* Begin DATASET RECORDS *

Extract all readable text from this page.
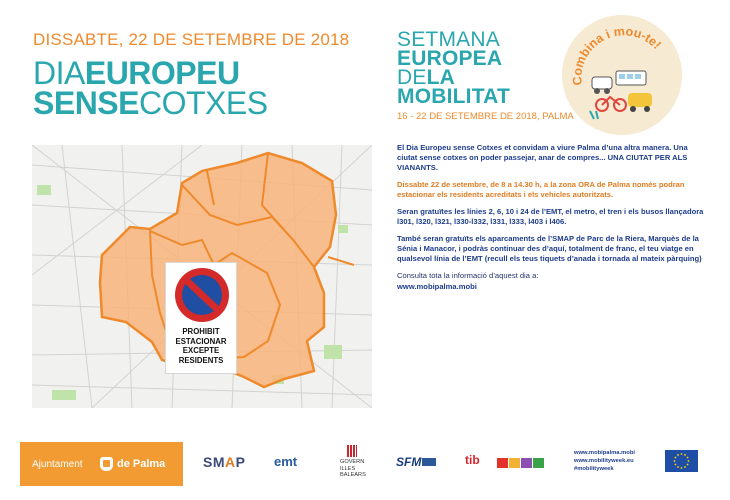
DISSABTE, 22 DE SETEMBRE DE 2018
DIAEUROPEU
SENSECOTXES
SETMANA
EUROPEA
DELA
MOBILITAT
16 - 22 DE SETEMBRE DE 2018, PALMA
Combina i mou-te!
PROHIBIT
ESTACIONAR
EXCEPTE
RESIDENTS

El Dia Europeu sense Cotxes et convidam a viure Palma d’una altra manera. Una ciutat sense cotxes on poder passejar, anar de compres... UNA CIUTAT PER ALS VIANANTS.

Dissabte 22 de setembre, de 8 a 14.30 h, a la zona ORA de Palma només podran estacionar els residents acreditats i els vehicles autoritzats.

Seran gratuïtes les línies 2, 6, 10 i 24 de l’EMT, el metro, el tren i els busos llançadora l301, l320, l321, l330-l332, l331, l333, l403 i l406.

També seran gratuïts els aparcaments de l’SMAP de Parc de la Riera, Marquès de la Sénia i Manacor, i podràs continuar des d’aquí, totalment de franc, el teu viatge en qualsevol línia de l’EMT (recull els teus tiquets d’anada i tornada al mateix pàrquing)

Consulta tota la informació d’aquest dia a:

www.mobipalma.mobi

Ajuntament	de Palma	SMAP emt	GOVERN
ILLES
BALEARS
SFM	tib	www.mobipalma.mobi
www.mobilityweek.eu
#mobilityweek
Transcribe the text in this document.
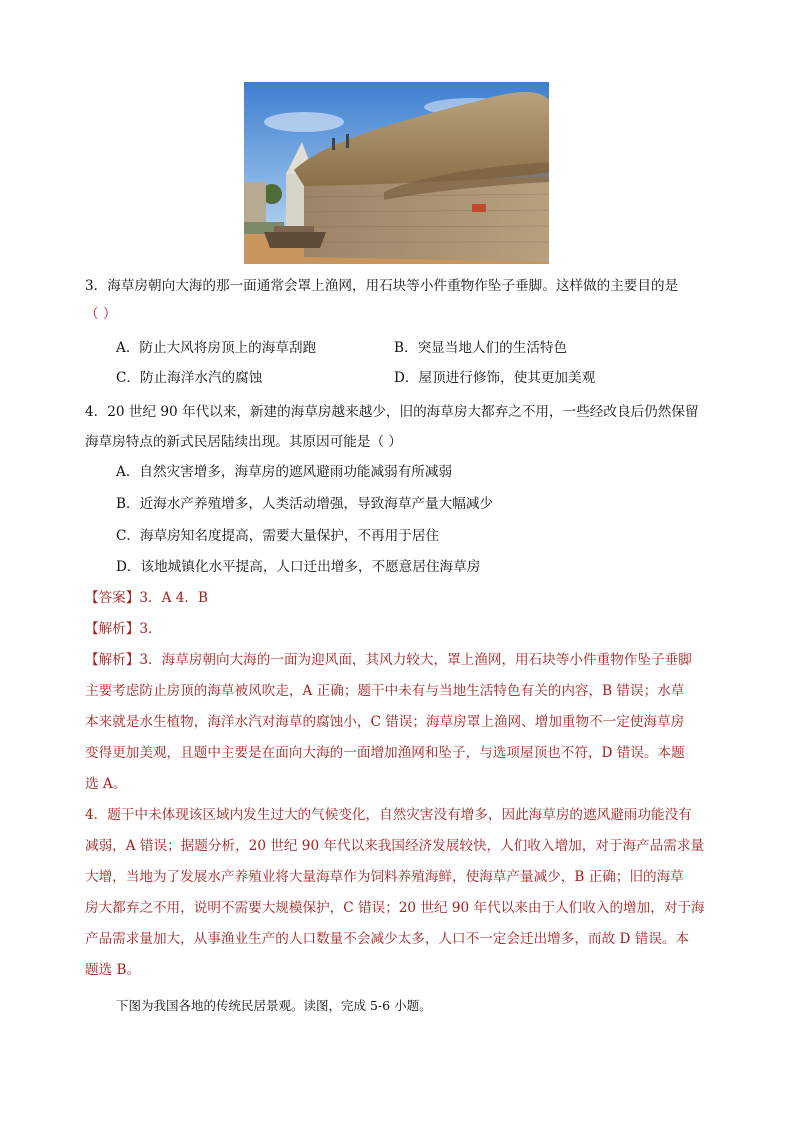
3．海草房朝向大海的那一面通常会罩上渔网，用石块等小件重物作坠子垂脚。这样做的主要目的是
（ ）
A．防止大风将房顶上的海草刮跑	B．突显当地人们的生活特色
C．防止海洋水汽的腐蚀	D．屋顶进行修饰，使其更加美观
4．20 世纪 90 年代以来，新建的海草房越来越少，旧的海草房大都弃之不用，一些经改良后仍然保留
海草房特点的新式民居陆续出现。其原因可能是（ ）
A．自然灾害增多，海草房的遮风避雨功能减弱有所减弱
B．近海水产养殖增多，人类活动增强，导致海草产量大幅减少
C．海草房知名度提高，需要大量保护，不再用于居住
D．该地城镇化水平提高，人口迁出增多，不愿意居住海草房
【答案】3．A 4．B
【解析】3．
【解析】3．海草房朝向大海的一面为迎风面，其风力较大，罩上渔网，用石块等小件重物作坠子垂脚
主要考虑防止房顶的海草被风吹走，A 正确；题干中未有与当地生活特色有关的内容，B 错误；水草
本来就是水生植物，海洋水汽对海草的腐蚀小，C 错误；海草房罩上渔网、增加重物不一定使海草房
变得更加美观，且题中主要是在面向大海的一面增加渔网和坠子，与选项屋顶也不符，D 错误。本题
选 A。
4．题干中未体现该区域内发生过大的气候变化，自然灾害没有增多，因此海草房的遮风避雨功能没有
减弱，A 错误；据题分析，20 世纪 90 年代以来我国经济发展较快，人们收入增加，对于海产品需求量
大增，当地为了发展水产养殖业将大量海草作为饲料养殖海鲜，使海草产量减少，B 正确；旧的海草
房大都弃之不用，说明不需要大规模保护，C 错误；20 世纪 90 年代以来由于人们收入的增加，对于海
产品需求量加大，从事渔业生产的人口数量不会减少太多，人口不一定会迁出增多，而故 D 错误。本
题选 B。
下图为我国各地的传统民居景观。读图，完成 5-6 小题。
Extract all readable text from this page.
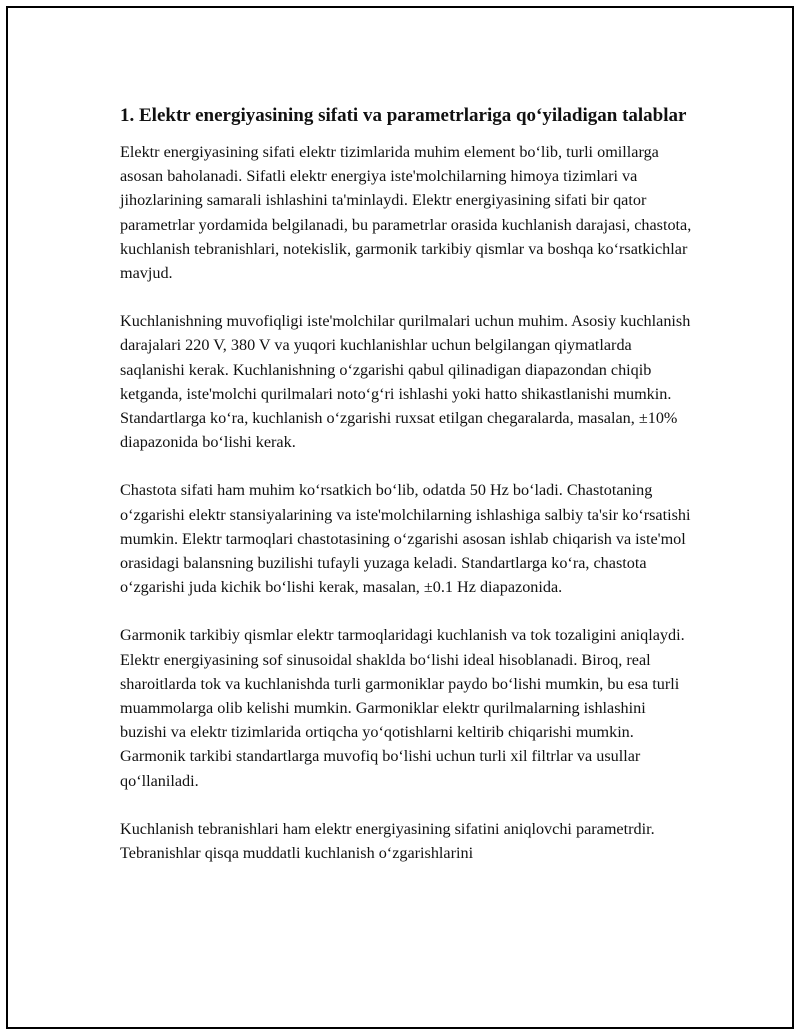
1. Elektr energiyasining sifati va parametrlariga qo‘yiladigan talablar

Elektr energiyasining sifati elektr tizimlarida muhim element bo‘lib, turli omillarga asosan baholanadi. Sifatli elektr energiya iste'molchilarning himoya tizimlari va jihozlarining samarali ishlashini ta'minlaydi. Elektr energiyasining sifati bir qator parametrlar yordamida belgilanadi, bu parametrlar orasida kuchlanish darajasi, chastota, kuchlanish tebranishlari, notekislik, garmonik tarkibiy qismlar va boshqa ko‘rsatkichlar mavjud.

Kuchlanishning muvofiqligi iste'molchilar qurilmalari uchun muhim. Asosiy kuchlanish darajalari 220 V, 380 V va yuqori kuchlanishlar uchun belgilangan qiymatlarda saqlanishi kerak. Kuchlanishning o‘zgarishi qabul qilinadigan diapazondan chiqib ketganda, iste'molchi qurilmalari noto‘g‘ri ishlashi yoki hatto shikastlanishi mumkin. Standartlarga ko‘ra, kuchlanish o‘zgarishi ruxsat etilgan chegaralarda, masalan, ±10% diapazonida bo‘lishi kerak.

Chastota sifati ham muhim ko‘rsatkich bo‘lib, odatda 50 Hz bo‘ladi. Chastotaning o‘zgarishi elektr stansiyalarining va iste'molchilarning ishlashiga salbiy ta'sir ko‘rsatishi mumkin. Elektr tarmoqlari chastotasining o‘zgarishi asosan ishlab chiqarish va iste'mol orasidagi balansning buzilishi tufayli yuzaga keladi. Standartlarga ko‘ra, chastota o‘zgarishi juda kichik bo‘lishi kerak, masalan, ±0.1 Hz diapazonida.

Garmonik tarkibiy qismlar elektr tarmoqlaridagi kuchlanish va tok tozaligini aniqlaydi. Elektr energiyasining sof sinusoidal shaklda bo‘lishi ideal hisoblanadi. Biroq, real sharoitlarda tok va kuchlanishda turli garmoniklar paydo bo‘lishi mumkin, bu esa turli muammolarga olib kelishi mumkin. Garmoniklar elektr qurilmalarning ishlashini buzishi va elektr tizimlarida ortiqcha yo‘qotishlarni keltirib chiqarishi mumkin. Garmonik tarkibi standartlarga muvofiq bo‘lishi uchun turli xil filtrlar va usullar qo‘llaniladi.

Kuchlanish tebranishlari ham elektr energiyasining sifatini aniqlovchi parametrdir. Tebranishlar qisqa muddatli kuchlanish o‘zgarishlarini
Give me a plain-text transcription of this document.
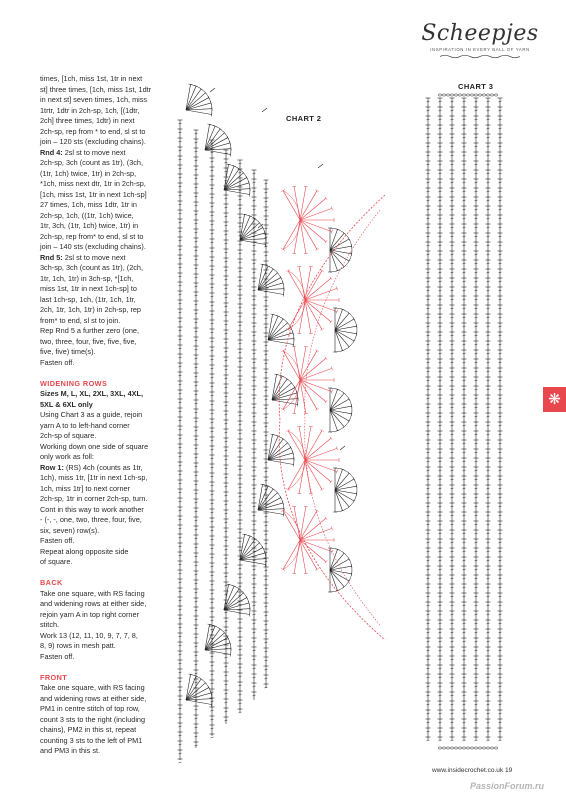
Scheepjes
INSPIRATION IN EVERY BALL OF YARN

times, [1ch, miss 1st, 1tr in next

st] three times, [1ch, miss 1st, 1dtr

in next st] seven times, 1ch, miss

1trtr, 1dtr in 2ch-sp, 1ch, [(1dtr,

2ch] three times, 1dtr) in next

2ch-sp, rep from * to end, sl st to

join – 120 sts (excluding chains).

Rnd 4: 2sl st to move next

2ch-sp, 3ch (count as 1tr), (3ch,

(1tr, 1ch) twice, 1tr) in 2ch-sp,

*1ch, miss next dtr, 1tr in 2ch-sp,

[1ch, miss 1st, 1tr in next 1ch-sp]

27 times, 1ch, miss 1dtr, 1tr in

2ch-sp, 1ch, ((1tr, 1ch) twice,

1tr, 3ch, (1tr, 1ch) twice, 1tr) in

2ch-sp, rep from* to end, sl st to

join – 140 sts (excluding chains).

Rnd 5: 2sl st to move next

3ch-sp, 3ch (count as 1tr), (2ch,

1tr, 1ch, 1tr) in 3ch-sp, *[1ch,

miss 1st, 1tr in next 1ch-sp] to

last 1ch-sp, 1ch, (1tr, 1ch, 1tr,

2ch, 1tr, 1ch, 1tr) in 2ch-sp, rep

from* to end, sl st to join.

Rep Rnd 5 a further zero (one,

two, three, four, five, five, five,

five, five) time(s).

Fasten off.

WIDENING ROWS

Sizes M, L, XL, 2XL, 3XL, 4XL,

5XL & 6XL only

Using Chart 3 as a guide, rejoin

yarn A to to left-hand corner

2ch-sp of square.

Working down one side of square

only work as foll:

Row 1: (RS) 4ch (counts as 1tr,

1ch), miss 1tr, [1tr in next 1ch-sp,

1ch, miss 1tr] to next corner

2ch-sp, 1tr in corner 2ch-sp, turn.

Cont in this way to work another

- (-, -, one, two, three, four, five,

six, seven) row(s).

Fasten off.

Repeat along opposite side

of square.

BACK

Take one square, with RS facing

and widening rows at either side,

rejoin yarn A in top right corner

stitch.

Work 13 (12, 11, 10, 9, 7, 7, 8,

8, 9) rows in mesh patt.

Fasten off.

FRONT

Take one square, with RS facing

and widening rows at either side,

PM1 in centre stitch of top row,

count 3 sts to the right (including

chains), PM2 in this st, repeat

counting 3 sts to the left of PM1

and PM3 in this st.

CHART 2
CHART 3
❋
www.insidecrochet.co.uk 19
PassionForum.ru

* End DATASET RECORDS *

WHAT IS ASKED:
Among these entries, how many lines include the string "five"? Reply with the number by itself.

SOLUTION FOR THIS EXERCISE:
3